Uma das salas da Árvore encheu, esta quinta-feira, numa noite dedicada a Vasco Graça Moura. Ali, o escritor era visto como um amigo que sempre colaborou e deu algo pela Cooperativa. O filho, Gonçalo Graça Moura, diz não ter existido “uma saída de fim de semana que não acabasse” ali, “com os gatos que por” lá “deambulavam”.

Portuense, Vasco Graça Moura nasceu na Foz do Douro, em 1942. Eduardo Paz Barroso acredita que “falar do Vasco é falar do Porto de um certo modo”. Como o próprio escreveu, “Todos somos do Porto ou pelo menos fomos do Porto uma vez na vida”. Foi na Invicta que o poeta exerceu advocacia durante alguns anos, depois de uma passagem por Matosinhos.

Paz Barroso lembra o humor de Graça Moura, numa das passagens pelo Jardim do Passeio Alegre. “Ele olhava para uma placa que dizia ‘Mictório’ e não percebia por que é que aquilo era património municipal”. Barroso recorda o advogado de barra que Graça Moura era, “sempre com a piada certeira e o argumento eloquente”.

Gil Moreira dos Santos fala do pouco tempo que Graça Moura dedicou à advocacia. “Era quase um hobby, fez do direito um mistério”. A parelha que fez com Miguel Veiga era “quase imbatível e de enorme contundência”. Numa profissão que, segundo Moreira dos Santos, é preciso “convencer mesmo quando não se tem razão”, o humor e a grande ironia com que fazia as intervenções agitava a sala e quem a ele se opunha. A eloquência de Vasco Graça Moura confirma-se nas palavras de um furtador de galinhas que defendeu: “Quando entrei sabia que tinha roubado galinhas, a meio comecei a ter dúvidas, agora tenho a certeza que não roubei nada”.

# TAREFAS ESCRITAS
A. Escreve, tal como está no texto sobre Vasco Graça Moura, o trecho que vai de "Uma das salas" até "passagem por Matosinhos.".
B. Retoma o texto sobre Vasco Graça Moura e continua-o a partir do ponto onde termina.

# BLOCO DE DADOS
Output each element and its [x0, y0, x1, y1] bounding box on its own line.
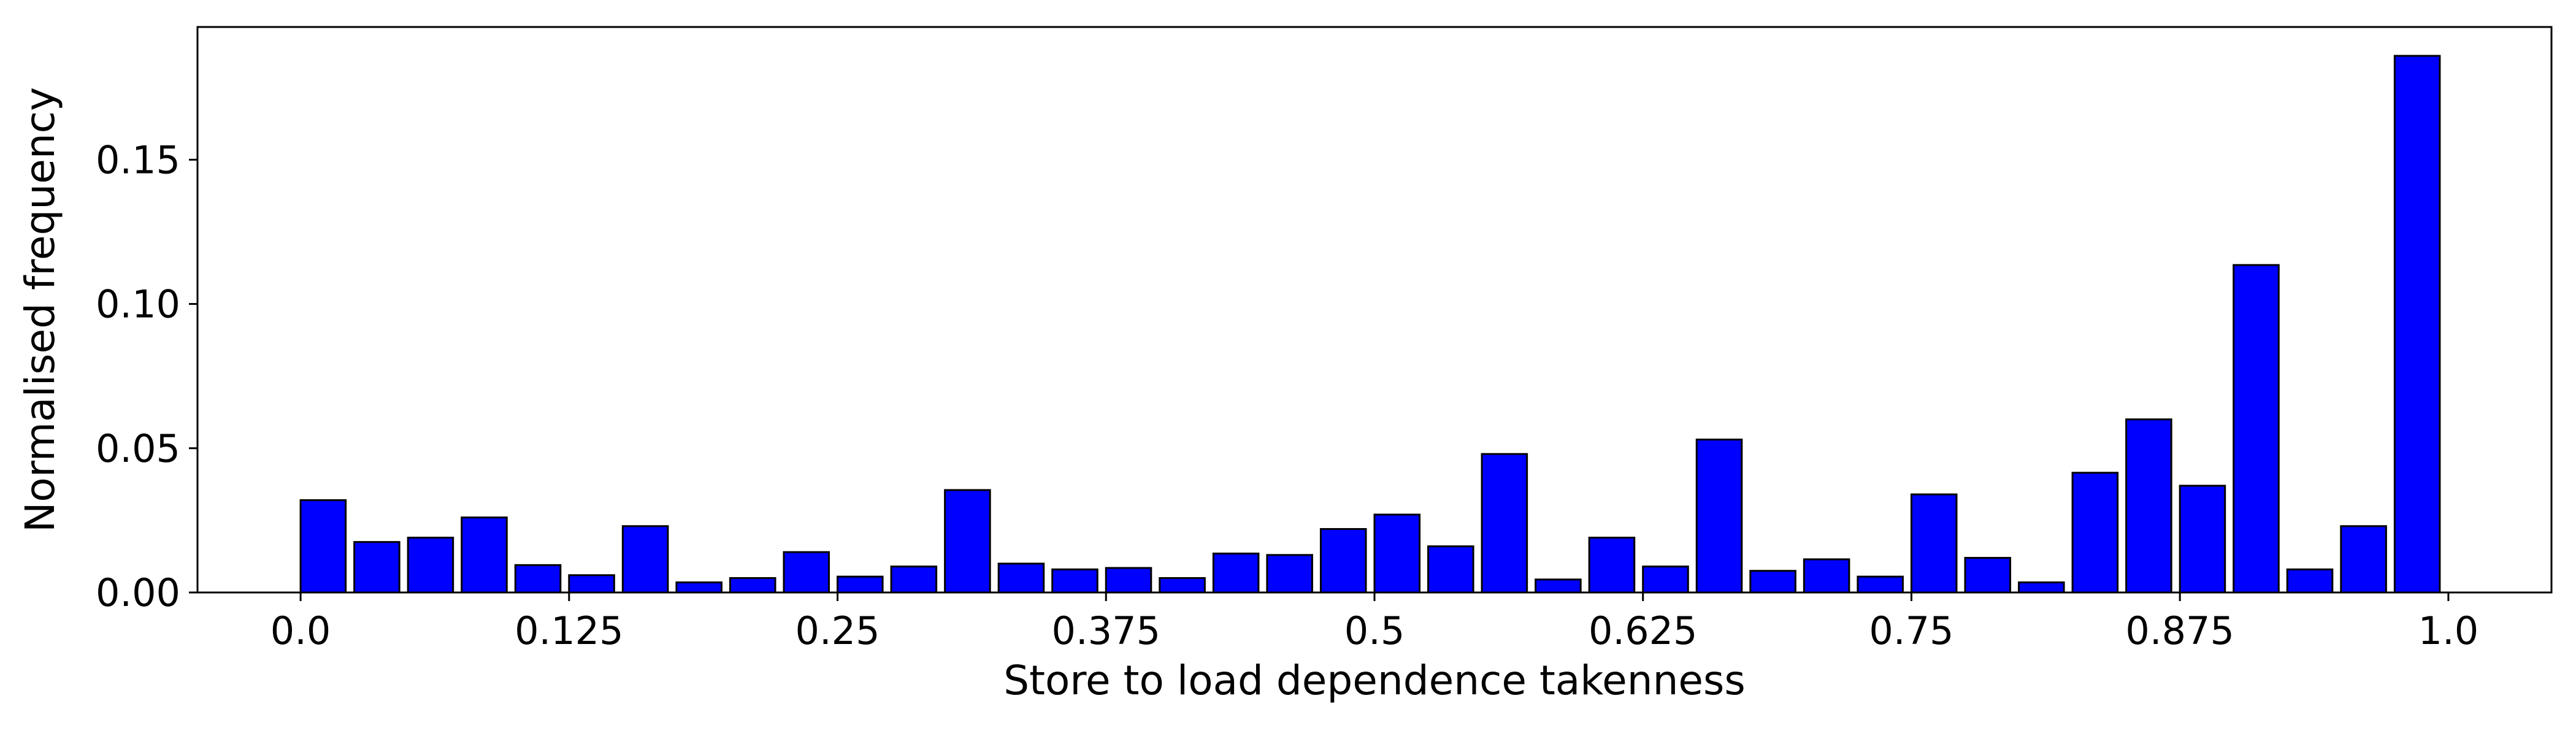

# RESPOSTAS POR TAREFA
A.
Uma das salas da Árvore encheu, esta quinta-feira, numa noite dedicada a Vasco Graça Moura. Ali, o escritor era visto como um amigo que sempre colaborou e deu algo pela Cooperativa. O filho, Gonçalo Graça Moura, diz não ter existido “uma saída de fim de semana que não acabasse” ali, “com os gatos que por” lá “deambulavam”.

Portuense, Vasco Graça Moura nasceu na Foz do Douro, em 1942. Eduardo Paz Barroso acredita que “falar do Vasco é falar do Porto de um certo modo”. Como o próprio escreveu, “Todos somos do Porto ou pelo menos fomos do Porto uma vez na vida”. Foi na Invicta que o poeta exerceu advocacia durante alguns anos, depois de uma passagem por Matosinhos.

B.
Forte oposição ao Acordo Ortográfico

Vasco Graça Moura era um dos mais assertivos críticos e uma voz com peso contra o Acordo Ortográfico (AO). Dizia significar “a perversão intolerável da língua portuguesa”. Em 2008 escreveu o ensaio Acordo Ortográfico: a Perspectiva do Desastre. Tentou, nos últimos anos, travar a sua aplicação. Em 2012 chegou a anular o AO do CCB, órgão que presidiu até à data da sua morte.

“Se houve alguém com quem ele se pareceu mais foi com Jorge de Sena”

Isabel Pires de Lima compara os romances de Vasco Graça Moura com “um tabuleiro de um jogo de xadrez”. Relembra as imagens constantes do Porto e do Alto Douro vinhateiro, não esquecendo o Alentejo e Lisboa. A ex-ministra da Cultura do Governo de José Sócrates menciona a opinião de Graça Moura em que “coloca a produção narrativa sempre abaixo da obra poética”. O escritor costumava dizer “poeta até ao umbigo, os baixos… prosa”.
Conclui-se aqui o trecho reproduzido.